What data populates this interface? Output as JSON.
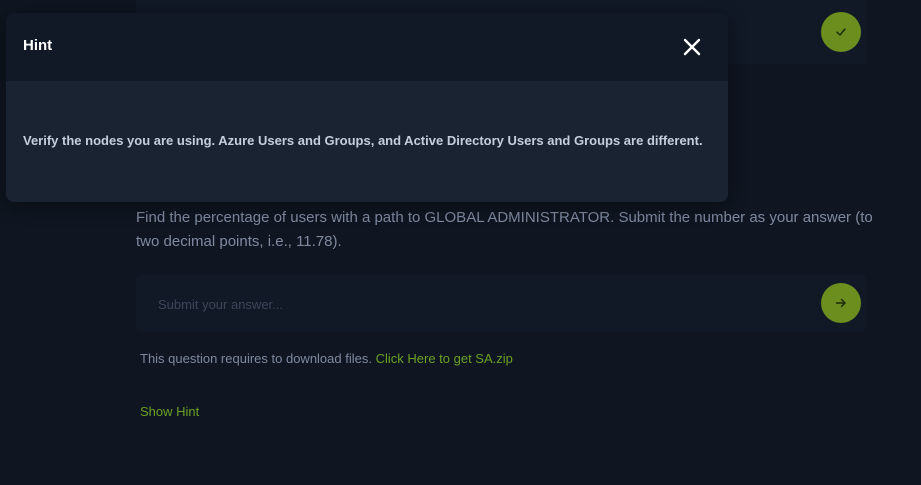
{
  "modal": {
    "title": "Hint",
    "body": "Verify the nodes you are using. Azure Users and Groups, and Active Directory Users and Groups are different."
  },
  "question": {
    "text": "Find the percentage of users with a path to GLOBAL ADMINISTRATOR. Submit the number as your answer (to two decimal points, i.e., 11.78).",
    "answer_value": "",
    "answer_placeholder": "Submit your answer..."
  },
  "download": {
    "prefix": "This question requires to download files.",
    "link_text": "Click Here to get SA.zip"
  },
  "show_hint_label": "Show Hint",
  "icons": {
    "close": "close-icon",
    "check": "check-icon",
    "submit": "arrow-right-icon"
  },
  "colors": {
    "background": "#0f1621",
    "panel": "#111927",
    "modal_body": "#1a2332",
    "accent_green": "#6b8e1f",
    "link_green": "#6aa024"
  }
}
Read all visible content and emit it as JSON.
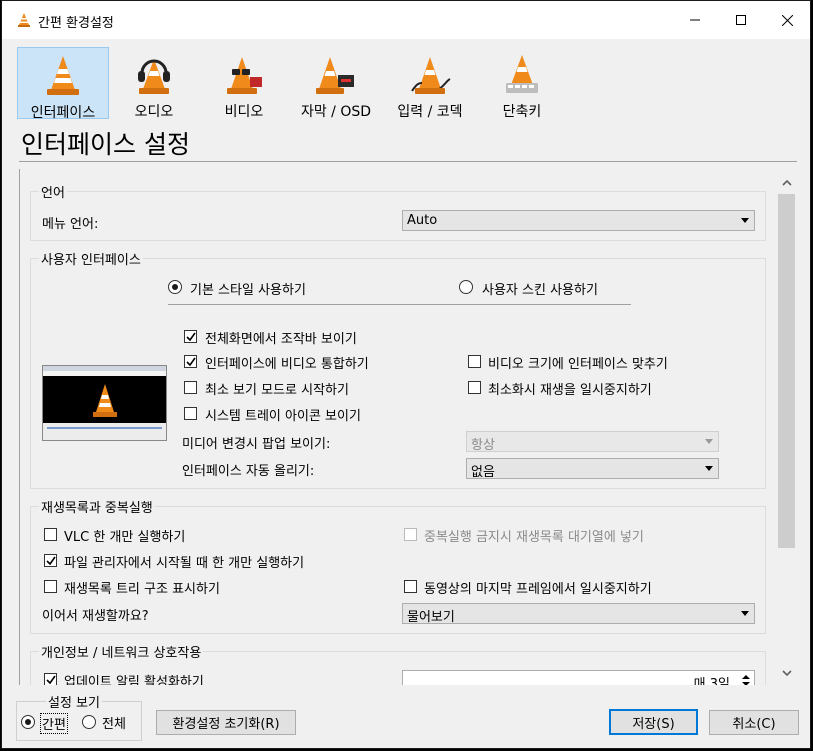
{
  "window": {
    "title": "간편 환경설정"
  },
  "categories": [
    {
      "label": "인터페이스",
      "icon": "interface-cone-icon"
    },
    {
      "label": "오디오",
      "icon": "audio-headphones-cone-icon"
    },
    {
      "label": "비디오",
      "icon": "video-glasses-cone-icon"
    },
    {
      "label": "자막 / OSD",
      "icon": "subtitles-cone-icon"
    },
    {
      "label": "입력 / 코덱",
      "icon": "input-codec-cone-icon"
    },
    {
      "label": "단축키",
      "icon": "hotkeys-cone-icon"
    }
  ],
  "page_title": "인터페이스 설정",
  "language": {
    "group_title": "언어",
    "menu_language_label": "메뉴 언어:",
    "menu_language_value": "Auto"
  },
  "ui": {
    "group_title": "사용자 인터페이스",
    "radio_native": "기본 스타일 사용하기",
    "radio_skins": "사용자 스킨 사용하기",
    "fullscreen_controls": "전체화면에서 조작바 보이기",
    "embed_video": "인터페이스에 비디오 통합하기",
    "resize_to_video": "비디오 크기에 인터페이스 맞추기",
    "minimal_view": "최소 보기 모드로 시작하기",
    "pause_minimized": "최소화시 재생을 일시중지하기",
    "systray": "시스템 트레이 아이콘 보이기",
    "popup_label": "미디어 변경시 팝업 보이기:",
    "popup_value": "항상",
    "raise_label": "인터페이스 자동 올리기:",
    "raise_value": "없음"
  },
  "playlist": {
    "group_title": "재생목록과 중복실행",
    "one_instance": "VLC 한 개만 실행하기",
    "enqueue": "중복실행 금지시 재생목록 대기열에 넣기",
    "one_instance_fm": "파일 관리자에서 시작될 때 한 개만 실행하기",
    "tree": "재생목록 트리 구조 표시하기",
    "pause_last_frame": "동영상의 마지막 프레임에서 일시중지하기",
    "resume_label": "이어서 재생할까요?",
    "resume_value": "물어보기"
  },
  "privacy": {
    "group_title": "개인정보 / 네트워크 상호작용",
    "updates": "업데이트 알림 활성화하기",
    "updates_days": "매 3일"
  },
  "footer": {
    "show_settings_title": "설정 보기",
    "simple": "간편",
    "all": "전체",
    "reset": "환경설정 초기화(R)",
    "save": "저장(S)",
    "cancel": "취소(C)"
  },
  "colors": {
    "cone_orange": "#f08a1a",
    "selected_tab": "#cce4f7",
    "default_button": "#0078d7"
  }
}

» TASK STATEMENT
Indicate how many lines of the material include the word "interface"; the number alone is required.

» EXPECTED OUTPUT
2